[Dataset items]
■ ■ ■
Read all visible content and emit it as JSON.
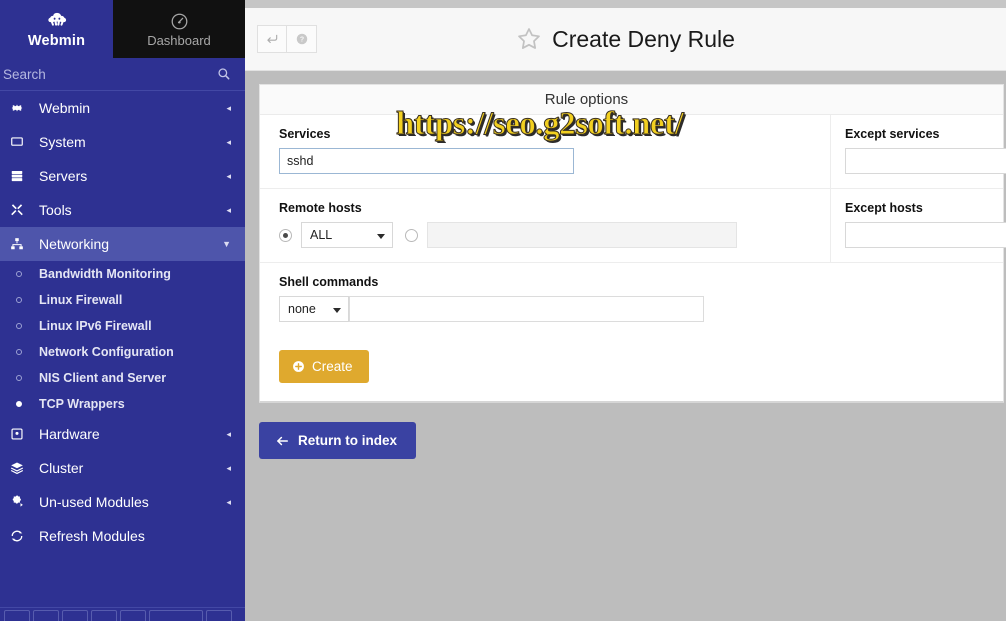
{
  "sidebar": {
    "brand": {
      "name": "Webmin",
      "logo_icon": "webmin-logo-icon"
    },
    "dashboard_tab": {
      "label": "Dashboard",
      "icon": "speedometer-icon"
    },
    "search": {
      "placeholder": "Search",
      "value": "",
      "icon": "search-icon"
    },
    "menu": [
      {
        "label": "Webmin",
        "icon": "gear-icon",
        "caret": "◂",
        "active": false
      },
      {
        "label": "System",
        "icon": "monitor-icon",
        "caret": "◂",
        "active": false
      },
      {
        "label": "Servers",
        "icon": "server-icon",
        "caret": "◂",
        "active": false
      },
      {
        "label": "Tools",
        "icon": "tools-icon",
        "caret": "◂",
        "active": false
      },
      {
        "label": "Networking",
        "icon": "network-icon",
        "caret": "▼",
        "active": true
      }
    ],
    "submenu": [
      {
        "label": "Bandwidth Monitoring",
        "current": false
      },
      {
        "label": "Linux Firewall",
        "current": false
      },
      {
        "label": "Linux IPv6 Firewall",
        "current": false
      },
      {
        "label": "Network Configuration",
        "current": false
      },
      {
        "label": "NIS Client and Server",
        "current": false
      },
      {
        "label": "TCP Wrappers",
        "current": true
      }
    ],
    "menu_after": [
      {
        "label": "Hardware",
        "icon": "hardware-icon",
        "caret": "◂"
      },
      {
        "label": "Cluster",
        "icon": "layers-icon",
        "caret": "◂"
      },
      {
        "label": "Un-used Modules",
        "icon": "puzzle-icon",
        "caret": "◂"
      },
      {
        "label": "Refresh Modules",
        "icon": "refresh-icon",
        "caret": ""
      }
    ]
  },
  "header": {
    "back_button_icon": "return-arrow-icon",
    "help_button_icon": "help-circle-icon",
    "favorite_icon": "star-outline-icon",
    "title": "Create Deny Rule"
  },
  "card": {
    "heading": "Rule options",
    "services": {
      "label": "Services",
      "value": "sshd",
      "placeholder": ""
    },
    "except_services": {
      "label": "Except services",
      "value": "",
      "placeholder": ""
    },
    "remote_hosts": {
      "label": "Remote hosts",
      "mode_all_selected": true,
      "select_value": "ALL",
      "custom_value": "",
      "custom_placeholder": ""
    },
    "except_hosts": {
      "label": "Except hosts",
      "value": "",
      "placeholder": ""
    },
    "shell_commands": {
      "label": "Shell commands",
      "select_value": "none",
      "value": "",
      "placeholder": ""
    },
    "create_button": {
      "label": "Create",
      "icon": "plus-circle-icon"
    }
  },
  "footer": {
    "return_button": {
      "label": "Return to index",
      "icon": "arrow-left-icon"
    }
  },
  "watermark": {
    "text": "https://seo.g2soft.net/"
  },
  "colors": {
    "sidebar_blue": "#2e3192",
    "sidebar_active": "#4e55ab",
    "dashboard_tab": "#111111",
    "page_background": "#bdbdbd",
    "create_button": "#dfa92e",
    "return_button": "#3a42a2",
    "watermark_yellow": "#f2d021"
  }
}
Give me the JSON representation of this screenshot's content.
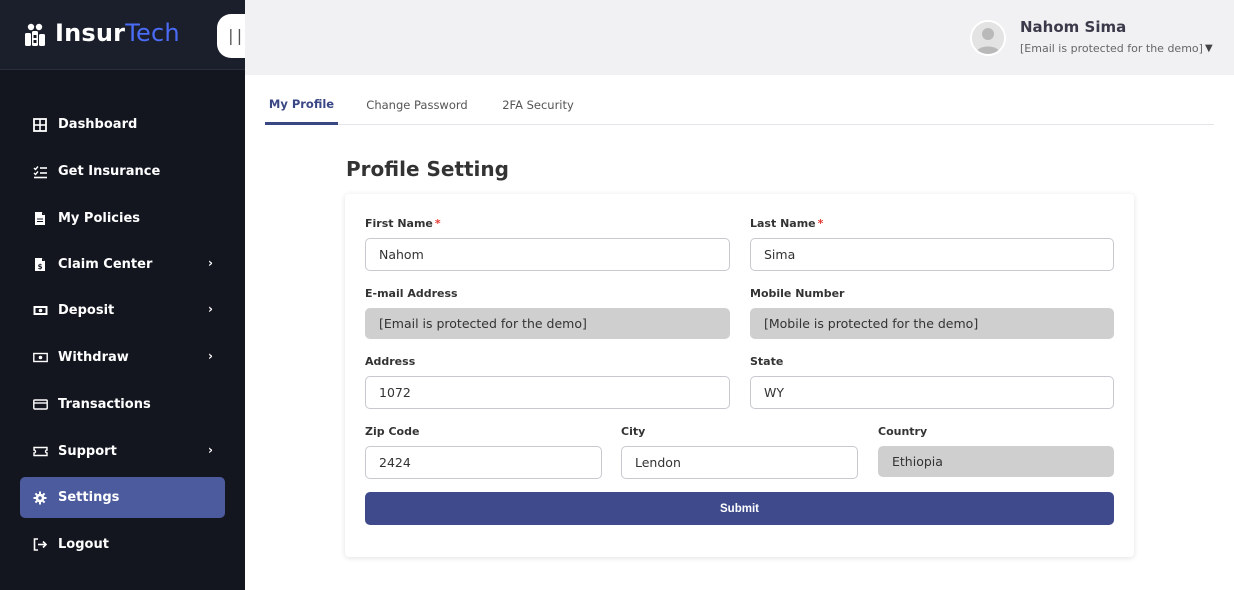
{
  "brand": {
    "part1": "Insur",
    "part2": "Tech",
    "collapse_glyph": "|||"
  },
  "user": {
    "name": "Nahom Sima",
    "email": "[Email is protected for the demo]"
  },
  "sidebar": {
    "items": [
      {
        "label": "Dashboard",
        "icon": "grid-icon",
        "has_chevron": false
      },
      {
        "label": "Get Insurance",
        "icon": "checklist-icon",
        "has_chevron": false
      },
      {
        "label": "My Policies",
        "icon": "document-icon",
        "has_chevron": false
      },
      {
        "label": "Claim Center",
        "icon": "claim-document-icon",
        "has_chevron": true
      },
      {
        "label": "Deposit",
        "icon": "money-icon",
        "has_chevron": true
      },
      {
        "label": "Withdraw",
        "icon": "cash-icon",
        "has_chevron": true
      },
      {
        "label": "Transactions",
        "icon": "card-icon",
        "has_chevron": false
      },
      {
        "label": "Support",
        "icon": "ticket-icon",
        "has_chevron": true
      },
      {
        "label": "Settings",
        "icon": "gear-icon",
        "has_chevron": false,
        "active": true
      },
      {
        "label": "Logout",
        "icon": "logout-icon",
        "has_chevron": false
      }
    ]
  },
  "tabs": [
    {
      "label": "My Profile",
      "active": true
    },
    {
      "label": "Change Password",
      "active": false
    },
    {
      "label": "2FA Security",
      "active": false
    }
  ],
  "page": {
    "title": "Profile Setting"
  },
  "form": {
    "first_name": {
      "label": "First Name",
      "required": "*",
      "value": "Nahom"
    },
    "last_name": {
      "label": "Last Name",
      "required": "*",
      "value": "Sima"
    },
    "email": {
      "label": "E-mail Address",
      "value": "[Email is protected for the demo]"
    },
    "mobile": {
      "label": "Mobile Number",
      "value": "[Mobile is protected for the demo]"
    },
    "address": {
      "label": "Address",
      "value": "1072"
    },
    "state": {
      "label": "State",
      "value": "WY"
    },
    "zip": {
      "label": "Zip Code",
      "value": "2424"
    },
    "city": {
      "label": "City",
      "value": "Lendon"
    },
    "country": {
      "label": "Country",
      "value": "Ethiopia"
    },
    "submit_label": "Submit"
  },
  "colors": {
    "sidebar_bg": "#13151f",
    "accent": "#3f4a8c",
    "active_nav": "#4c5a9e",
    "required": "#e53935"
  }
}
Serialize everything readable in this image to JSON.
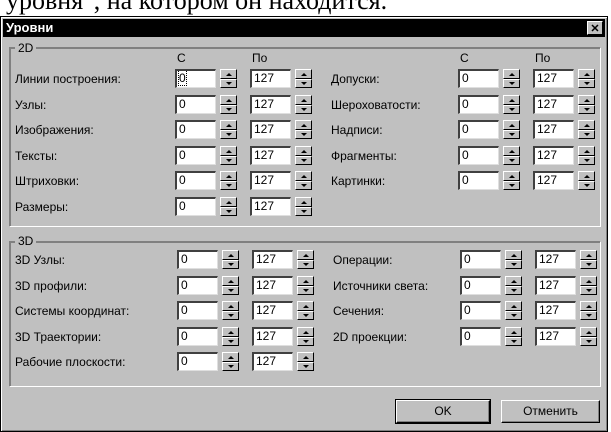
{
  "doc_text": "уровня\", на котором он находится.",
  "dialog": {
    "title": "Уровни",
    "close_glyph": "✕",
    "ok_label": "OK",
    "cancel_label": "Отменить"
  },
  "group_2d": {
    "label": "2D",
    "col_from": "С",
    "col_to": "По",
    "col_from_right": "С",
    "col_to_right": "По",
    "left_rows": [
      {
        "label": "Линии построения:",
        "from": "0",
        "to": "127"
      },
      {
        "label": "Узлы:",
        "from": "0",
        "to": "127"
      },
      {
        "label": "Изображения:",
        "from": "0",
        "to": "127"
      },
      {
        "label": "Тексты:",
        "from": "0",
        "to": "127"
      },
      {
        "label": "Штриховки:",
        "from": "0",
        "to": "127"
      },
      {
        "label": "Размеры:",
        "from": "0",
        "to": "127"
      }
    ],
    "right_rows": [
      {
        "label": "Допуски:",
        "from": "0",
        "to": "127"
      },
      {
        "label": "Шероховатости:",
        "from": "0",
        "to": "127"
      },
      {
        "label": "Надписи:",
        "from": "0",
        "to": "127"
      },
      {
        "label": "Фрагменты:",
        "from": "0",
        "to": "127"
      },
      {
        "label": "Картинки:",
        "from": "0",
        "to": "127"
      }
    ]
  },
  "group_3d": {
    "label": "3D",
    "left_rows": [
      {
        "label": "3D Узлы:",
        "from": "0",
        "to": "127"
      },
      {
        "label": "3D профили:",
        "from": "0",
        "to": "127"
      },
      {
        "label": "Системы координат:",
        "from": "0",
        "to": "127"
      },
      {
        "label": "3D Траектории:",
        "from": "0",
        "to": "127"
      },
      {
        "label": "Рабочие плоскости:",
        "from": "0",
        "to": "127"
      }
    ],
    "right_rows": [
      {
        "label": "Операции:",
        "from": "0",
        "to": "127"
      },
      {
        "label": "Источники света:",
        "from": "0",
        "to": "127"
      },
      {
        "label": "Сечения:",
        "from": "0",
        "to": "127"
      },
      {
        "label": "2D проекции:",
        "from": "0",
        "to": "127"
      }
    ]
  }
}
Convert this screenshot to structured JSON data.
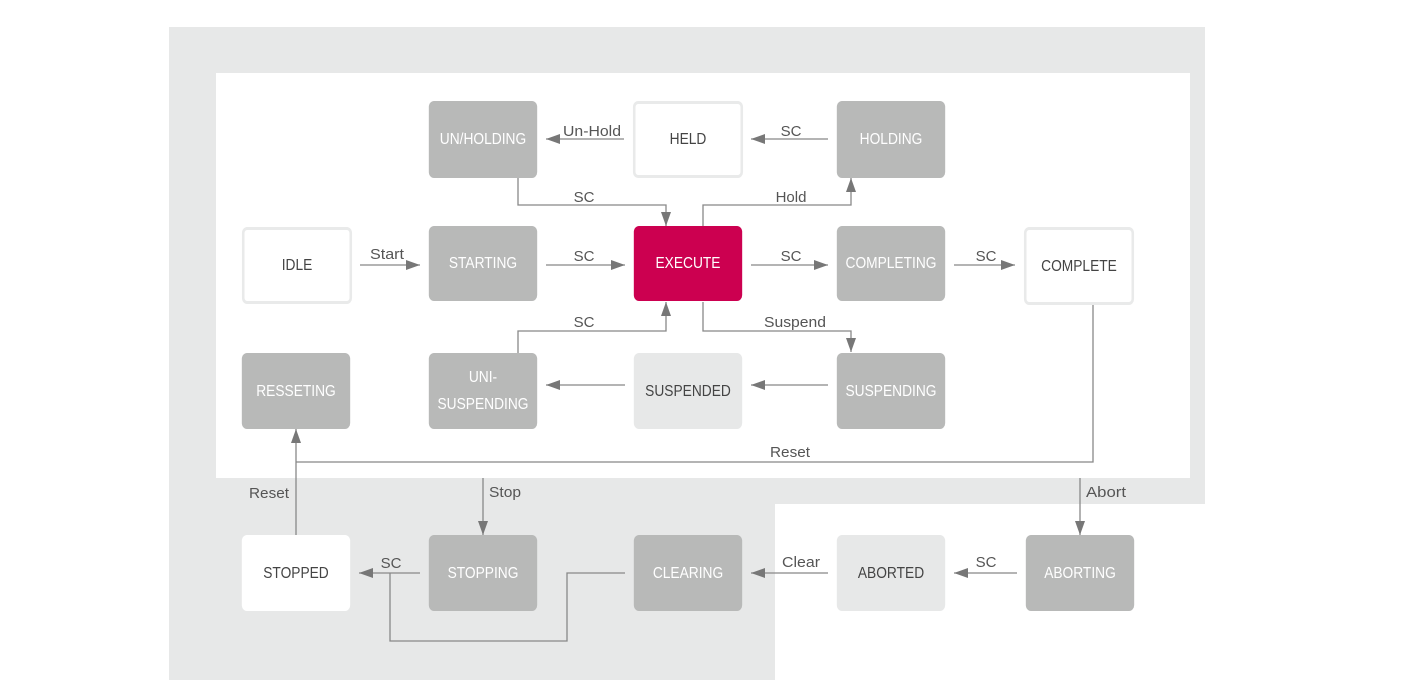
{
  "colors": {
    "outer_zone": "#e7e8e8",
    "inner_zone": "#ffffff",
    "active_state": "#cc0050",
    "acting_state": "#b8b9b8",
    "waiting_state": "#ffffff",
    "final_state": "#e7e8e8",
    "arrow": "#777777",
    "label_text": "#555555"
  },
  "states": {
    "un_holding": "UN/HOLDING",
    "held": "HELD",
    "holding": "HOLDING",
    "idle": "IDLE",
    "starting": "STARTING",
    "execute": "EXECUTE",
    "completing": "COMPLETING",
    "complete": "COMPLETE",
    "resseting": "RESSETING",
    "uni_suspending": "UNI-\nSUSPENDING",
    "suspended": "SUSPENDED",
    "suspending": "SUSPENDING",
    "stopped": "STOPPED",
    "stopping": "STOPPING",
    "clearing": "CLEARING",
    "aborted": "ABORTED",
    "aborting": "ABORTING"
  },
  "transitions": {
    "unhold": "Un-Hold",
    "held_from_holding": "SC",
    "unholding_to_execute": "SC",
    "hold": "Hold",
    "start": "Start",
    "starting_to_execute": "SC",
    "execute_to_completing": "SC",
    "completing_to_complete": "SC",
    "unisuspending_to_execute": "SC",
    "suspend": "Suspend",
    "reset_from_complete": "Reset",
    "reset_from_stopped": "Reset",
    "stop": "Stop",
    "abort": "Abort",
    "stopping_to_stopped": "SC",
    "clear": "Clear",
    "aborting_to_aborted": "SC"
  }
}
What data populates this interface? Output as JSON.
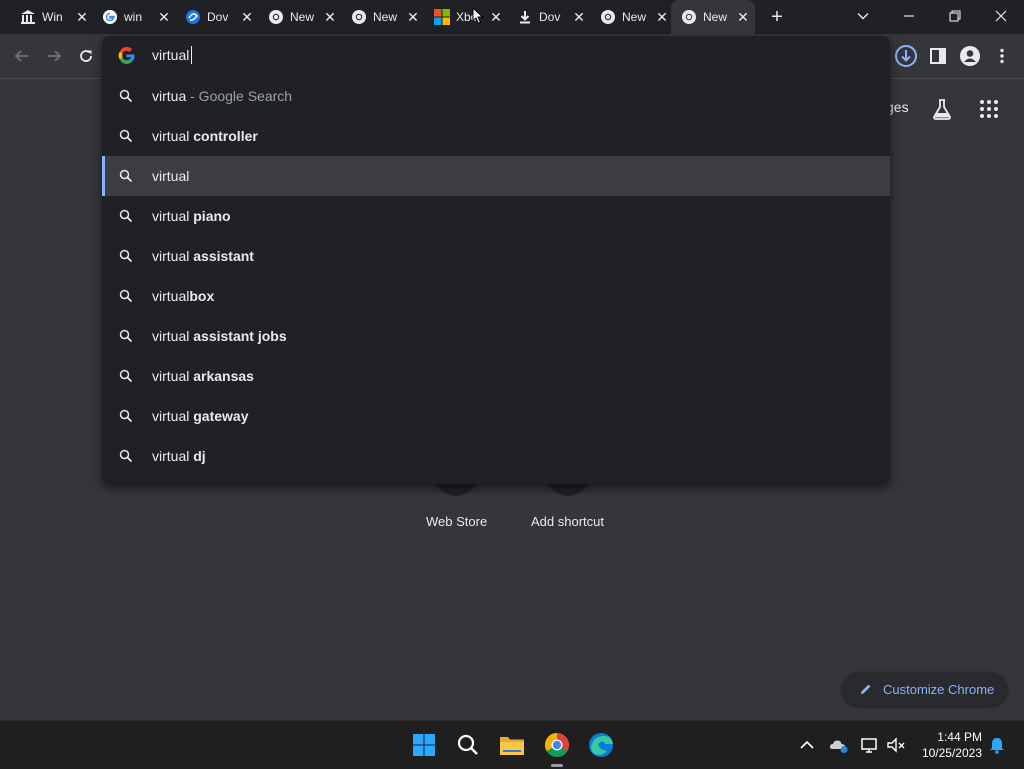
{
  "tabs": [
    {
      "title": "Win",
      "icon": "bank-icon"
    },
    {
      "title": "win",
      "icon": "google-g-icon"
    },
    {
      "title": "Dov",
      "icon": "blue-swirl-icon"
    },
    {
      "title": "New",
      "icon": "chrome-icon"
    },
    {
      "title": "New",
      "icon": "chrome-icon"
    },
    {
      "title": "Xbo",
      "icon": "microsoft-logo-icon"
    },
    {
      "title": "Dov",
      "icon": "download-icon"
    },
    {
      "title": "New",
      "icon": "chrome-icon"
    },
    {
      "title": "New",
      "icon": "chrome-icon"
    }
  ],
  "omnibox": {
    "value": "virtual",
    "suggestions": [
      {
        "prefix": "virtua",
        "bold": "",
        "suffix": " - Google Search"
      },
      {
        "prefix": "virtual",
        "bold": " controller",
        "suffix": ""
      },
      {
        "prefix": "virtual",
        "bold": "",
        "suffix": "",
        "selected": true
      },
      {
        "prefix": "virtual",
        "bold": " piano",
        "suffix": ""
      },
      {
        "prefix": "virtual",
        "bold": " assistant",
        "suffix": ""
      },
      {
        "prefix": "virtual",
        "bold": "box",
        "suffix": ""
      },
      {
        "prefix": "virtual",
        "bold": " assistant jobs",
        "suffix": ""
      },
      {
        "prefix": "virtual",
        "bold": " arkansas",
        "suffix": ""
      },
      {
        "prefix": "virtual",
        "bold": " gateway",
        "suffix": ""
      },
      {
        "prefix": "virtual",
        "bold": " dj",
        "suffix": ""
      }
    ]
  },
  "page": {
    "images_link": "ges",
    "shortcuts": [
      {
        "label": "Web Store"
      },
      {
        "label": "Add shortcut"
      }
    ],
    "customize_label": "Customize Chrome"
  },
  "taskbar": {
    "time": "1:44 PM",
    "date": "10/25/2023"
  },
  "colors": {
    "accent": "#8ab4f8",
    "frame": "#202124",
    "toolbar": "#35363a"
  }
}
■ ■ ■
- _What you will do_: Copy each line of the listing that holds the word "Profile".

- _Response to the task_:
      "label": "My Profile",
    "title": "Profile Setting"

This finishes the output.